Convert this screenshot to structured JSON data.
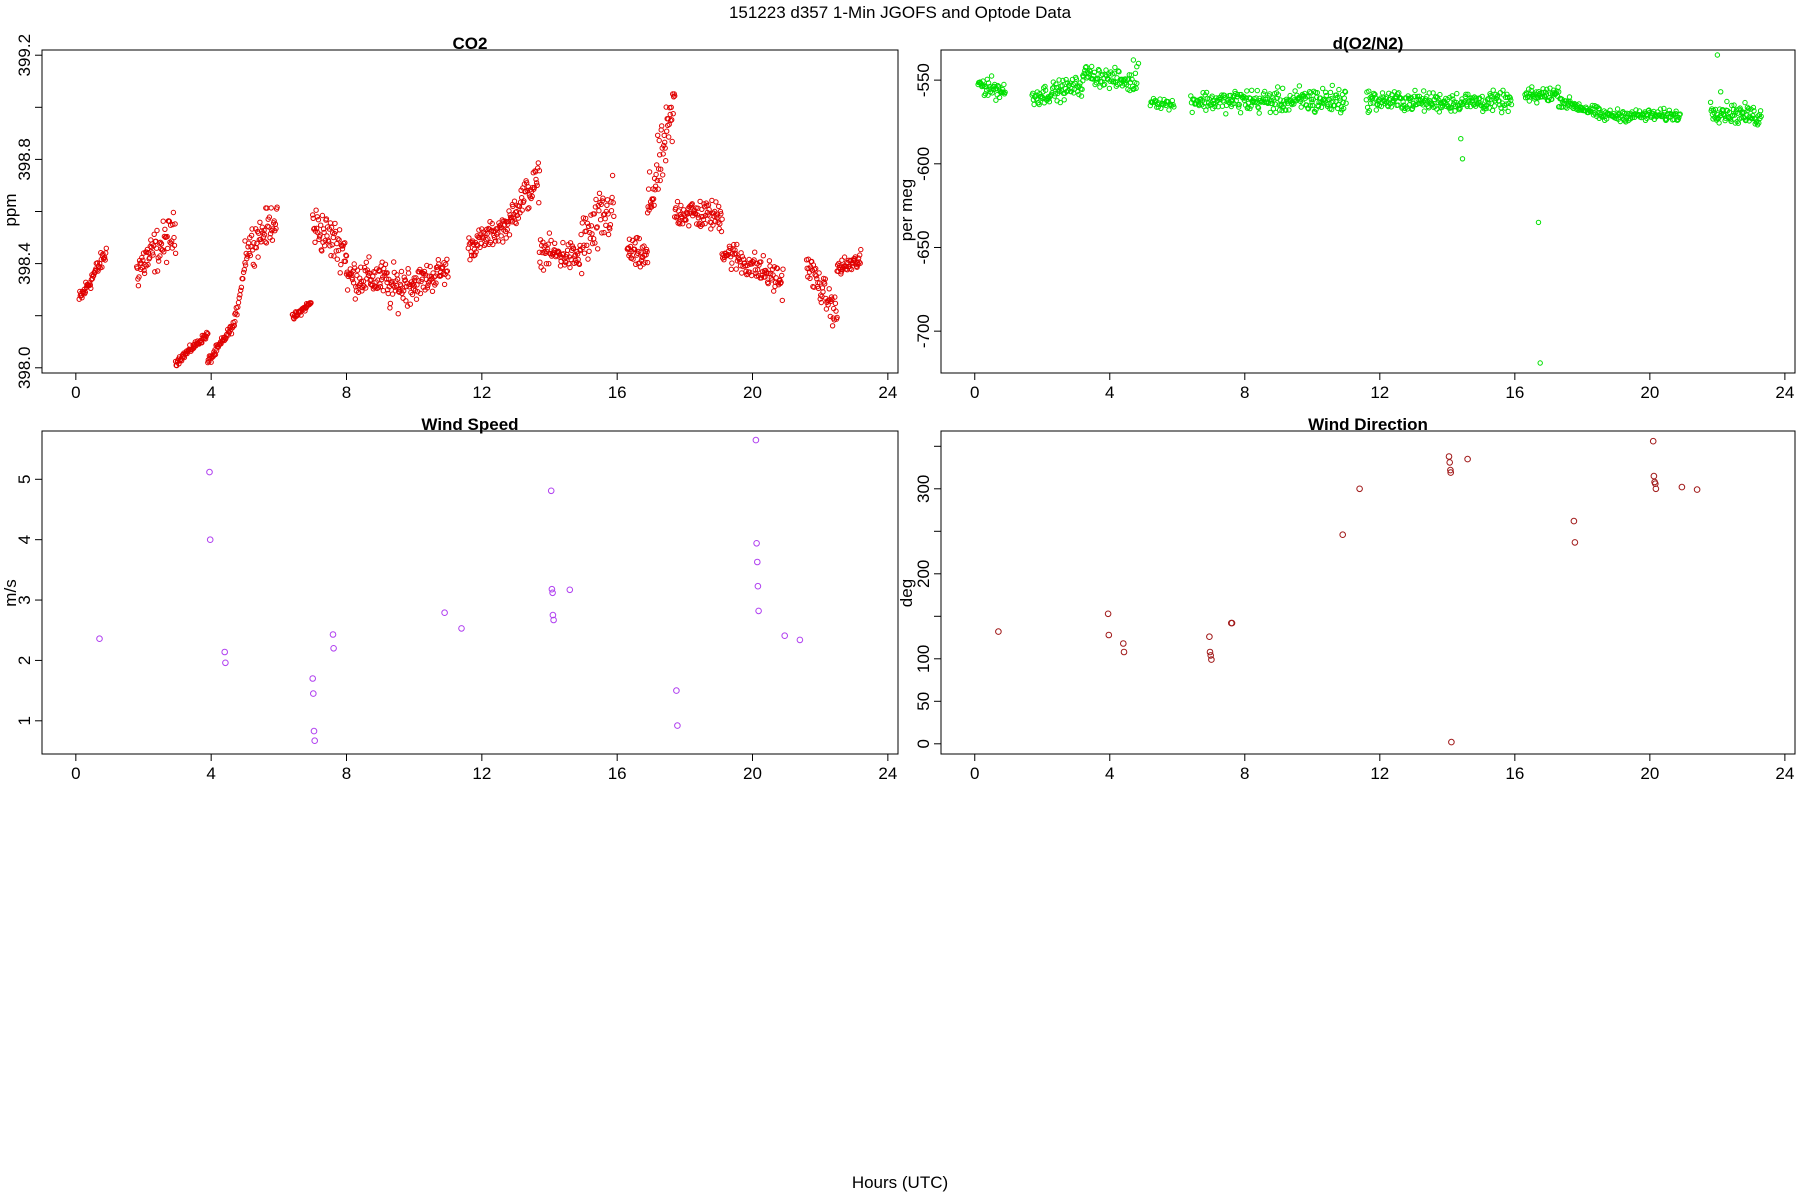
{
  "suptitle": "151223   d357   1-Min  JGOFS and Optode Data",
  "xlabel": "Hours (UTC)",
  "chart_data": [
    {
      "id": "co2",
      "type": "scatter",
      "title": "CO2",
      "ylabel": "ppm",
      "color": "#e00000",
      "marker_size": 2.2,
      "xlim": [
        -1,
        24.3
      ],
      "ylim": [
        397.98,
        399.22
      ],
      "xticks": [
        0,
        4,
        8,
        12,
        16,
        20,
        24
      ],
      "yticks": [
        398.0,
        398.4,
        398.8,
        399.2
      ],
      "yticks_minor": [
        398.2,
        398.6,
        399.0
      ],
      "ytick_labels": [
        "398.0",
        "398.4",
        "398.8",
        "399.2"
      ],
      "ylabel_rotated": true,
      "segments": [
        {
          "x0": 0.1,
          "x1": 0.9,
          "y0": 398.26,
          "y1": 398.44,
          "noise": 0.03,
          "n": 50
        },
        {
          "x0": 1.8,
          "x1": 2.95,
          "y0": 398.38,
          "y1": 398.52,
          "noise": 0.07,
          "n": 70
        },
        {
          "x0": 2.95,
          "x1": 3.9,
          "y0": 398.02,
          "y1": 398.13,
          "noise": 0.012,
          "n": 60
        },
        {
          "x0": 3.9,
          "x1": 4.7,
          "y0": 398.02,
          "y1": 398.17,
          "noise": 0.015,
          "n": 50
        },
        {
          "x0": 4.7,
          "x1": 5.0,
          "y0": 398.18,
          "y1": 398.4,
          "noise": 0.02,
          "n": 15
        },
        {
          "x0": 5.0,
          "x1": 5.95,
          "y0": 398.45,
          "y1": 398.58,
          "noise": 0.06,
          "n": 55
        },
        {
          "x0": 6.4,
          "x1": 6.95,
          "y0": 398.19,
          "y1": 398.25,
          "noise": 0.012,
          "n": 35
        },
        {
          "x0": 7.0,
          "x1": 8.0,
          "y0": 398.55,
          "y1": 398.45,
          "noise": 0.07,
          "n": 60
        },
        {
          "x0": 8.0,
          "x1": 9.2,
          "y0": 398.35,
          "y1": 398.34,
          "noise": 0.06,
          "n": 75
        },
        {
          "x0": 9.2,
          "x1": 10.0,
          "y0": 398.3,
          "y1": 398.33,
          "noise": 0.07,
          "n": 50
        },
        {
          "x0": 10.0,
          "x1": 11.0,
          "y0": 398.32,
          "y1": 398.38,
          "noise": 0.05,
          "n": 60
        },
        {
          "x0": 11.6,
          "x1": 12.9,
          "y0": 398.46,
          "y1": 398.56,
          "noise": 0.04,
          "n": 80
        },
        {
          "x0": 12.9,
          "x1": 13.7,
          "y0": 398.6,
          "y1": 398.72,
          "noise": 0.06,
          "n": 50
        },
        {
          "x0": 13.7,
          "x1": 14.9,
          "y0": 398.45,
          "y1": 398.42,
          "noise": 0.05,
          "n": 70
        },
        {
          "x0": 14.9,
          "x1": 15.9,
          "y0": 398.46,
          "y1": 398.62,
          "noise": 0.1,
          "n": 60
        },
        {
          "x0": 16.3,
          "x1": 16.9,
          "y0": 398.45,
          "y1": 398.42,
          "noise": 0.05,
          "n": 40
        },
        {
          "x0": 16.9,
          "x1": 17.7,
          "y0": 398.6,
          "y1": 399.0,
          "noise": 0.1,
          "n": 55
        },
        {
          "x0": 17.7,
          "x1": 19.1,
          "y0": 398.6,
          "y1": 398.58,
          "noise": 0.05,
          "n": 85
        },
        {
          "x0": 19.1,
          "x1": 20.9,
          "y0": 398.45,
          "y1": 398.33,
          "noise": 0.05,
          "n": 100
        },
        {
          "x0": 21.6,
          "x1": 22.5,
          "y0": 398.4,
          "y1": 398.2,
          "noise": 0.05,
          "n": 55
        },
        {
          "x0": 22.5,
          "x1": 23.2,
          "y0": 398.38,
          "y1": 398.41,
          "noise": 0.03,
          "n": 45
        }
      ]
    },
    {
      "id": "o2n2",
      "type": "scatter",
      "title": "d(O2/N2)",
      "ylabel": "per meg",
      "color": "#00e000",
      "marker_size": 2.2,
      "xlim": [
        -1,
        24.3
      ],
      "ylim": [
        -725,
        -532
      ],
      "xticks": [
        0,
        4,
        8,
        12,
        16,
        20,
        24
      ],
      "yticks": [
        -550,
        -600,
        -650,
        -700
      ],
      "ytick_labels": [
        "-550",
        "-600",
        "-650",
        "-700"
      ],
      "ylabel_rotated": true,
      "segments": [
        {
          "x0": 0.1,
          "x1": 0.9,
          "y0": -552,
          "y1": -557,
          "noise": 5,
          "n": 45
        },
        {
          "x0": 1.7,
          "x1": 3.2,
          "y0": -560,
          "y1": -553,
          "noise": 5,
          "n": 80
        },
        {
          "x0": 3.2,
          "x1": 4.8,
          "y0": -546,
          "y1": -552,
          "noise": 5,
          "n": 80
        },
        {
          "x0": 5.2,
          "x1": 5.9,
          "y0": -562,
          "y1": -565,
          "noise": 3,
          "n": 30
        },
        {
          "x0": 6.4,
          "x1": 7.6,
          "y0": -562,
          "y1": -563,
          "noise": 5,
          "n": 60
        },
        {
          "x0": 7.6,
          "x1": 9.6,
          "y0": -562,
          "y1": -563,
          "noise": 6,
          "n": 110
        },
        {
          "x0": 9.6,
          "x1": 11.0,
          "y0": -562,
          "y1": -562,
          "noise": 7,
          "n": 80
        },
        {
          "x0": 11.6,
          "x1": 13.8,
          "y0": -562,
          "y1": -563,
          "noise": 5,
          "n": 120
        },
        {
          "x0": 13.8,
          "x1": 15.9,
          "y0": -563,
          "y1": -563,
          "noise": 5,
          "n": 110
        },
        {
          "x0": 16.3,
          "x1": 17.3,
          "y0": -560,
          "y1": -558,
          "noise": 4,
          "n": 55
        },
        {
          "x0": 17.3,
          "x1": 18.5,
          "y0": -562,
          "y1": -570,
          "noise": 3,
          "n": 65
        },
        {
          "x0": 18.5,
          "x1": 20.9,
          "y0": -571,
          "y1": -571,
          "noise": 3,
          "n": 120
        },
        {
          "x0": 21.8,
          "x1": 23.3,
          "y0": -568,
          "y1": -572,
          "noise": 5,
          "n": 85
        }
      ],
      "points_x": [
        4.7,
        4.8,
        4.85,
        14.4,
        14.45,
        16.7,
        16.75,
        22.0,
        22.1
      ],
      "points_y": [
        -538,
        -542,
        -540,
        -585,
        -597,
        -635,
        -719,
        -535,
        -557
      ]
    },
    {
      "id": "windspeed",
      "type": "scatter",
      "title": "Wind Speed",
      "ylabel": "m/s",
      "color": "#b040f0",
      "marker_size": 2.8,
      "xlim": [
        -1,
        24.3
      ],
      "ylim": [
        0.45,
        5.8
      ],
      "xticks": [
        0,
        4,
        8,
        12,
        16,
        20,
        24
      ],
      "yticks": [
        1,
        2,
        3,
        4,
        5
      ],
      "ytick_labels": [
        "1",
        "2",
        "3",
        "4",
        "5"
      ],
      "ylabel_rotated": true,
      "x": [
        0.7,
        3.95,
        3.97,
        4.4,
        4.42,
        7.0,
        7.02,
        7.04,
        7.06,
        7.6,
        7.62,
        10.9,
        11.4,
        14.05,
        14.07,
        14.09,
        14.1,
        14.12,
        14.6,
        17.75,
        17.78,
        20.1,
        20.12,
        20.14,
        20.16,
        20.18,
        20.95,
        21.4
      ],
      "y": [
        2.36,
        5.12,
        4.0,
        2.14,
        1.96,
        1.7,
        1.45,
        0.83,
        0.67,
        2.43,
        2.2,
        2.79,
        2.53,
        4.81,
        3.18,
        3.12,
        2.75,
        2.67,
        3.17,
        1.5,
        0.92,
        5.65,
        3.94,
        3.63,
        3.23,
        2.82,
        2.41,
        2.34
      ]
    },
    {
      "id": "winddir",
      "type": "scatter",
      "title": "Wind Direction",
      "ylabel": "deg",
      "color": "#a01818",
      "marker_size": 2.8,
      "xlim": [
        -1,
        24.3
      ],
      "ylim": [
        -12,
        368
      ],
      "xticks": [
        0,
        4,
        8,
        12,
        16,
        20,
        24
      ],
      "yticks": [
        0,
        50,
        100,
        200,
        300
      ],
      "yticks_minor": [
        150,
        250,
        350
      ],
      "ytick_labels": [
        "0",
        "50",
        "100",
        "200",
        "300"
      ],
      "ylabel_rotated": true,
      "x": [
        0.7,
        3.95,
        3.97,
        4.4,
        4.42,
        6.95,
        6.97,
        6.99,
        7.01,
        7.6,
        7.62,
        10.9,
        11.4,
        14.05,
        14.07,
        14.09,
        14.1,
        14.12,
        14.6,
        17.75,
        17.78,
        20.1,
        20.12,
        20.14,
        20.16,
        20.18,
        20.95,
        21.4
      ],
      "y": [
        132,
        153,
        128,
        118,
        108,
        126,
        108,
        104,
        99,
        142,
        142,
        246,
        300,
        338,
        331,
        322,
        319,
        2,
        335,
        262,
        237,
        356,
        315,
        308,
        306,
        300,
        302,
        299
      ]
    }
  ]
}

• **CHALLENGE**: Report how many lines of the data hold the string "color"; give only the number.

• **EXPECTED ANSWER**: 4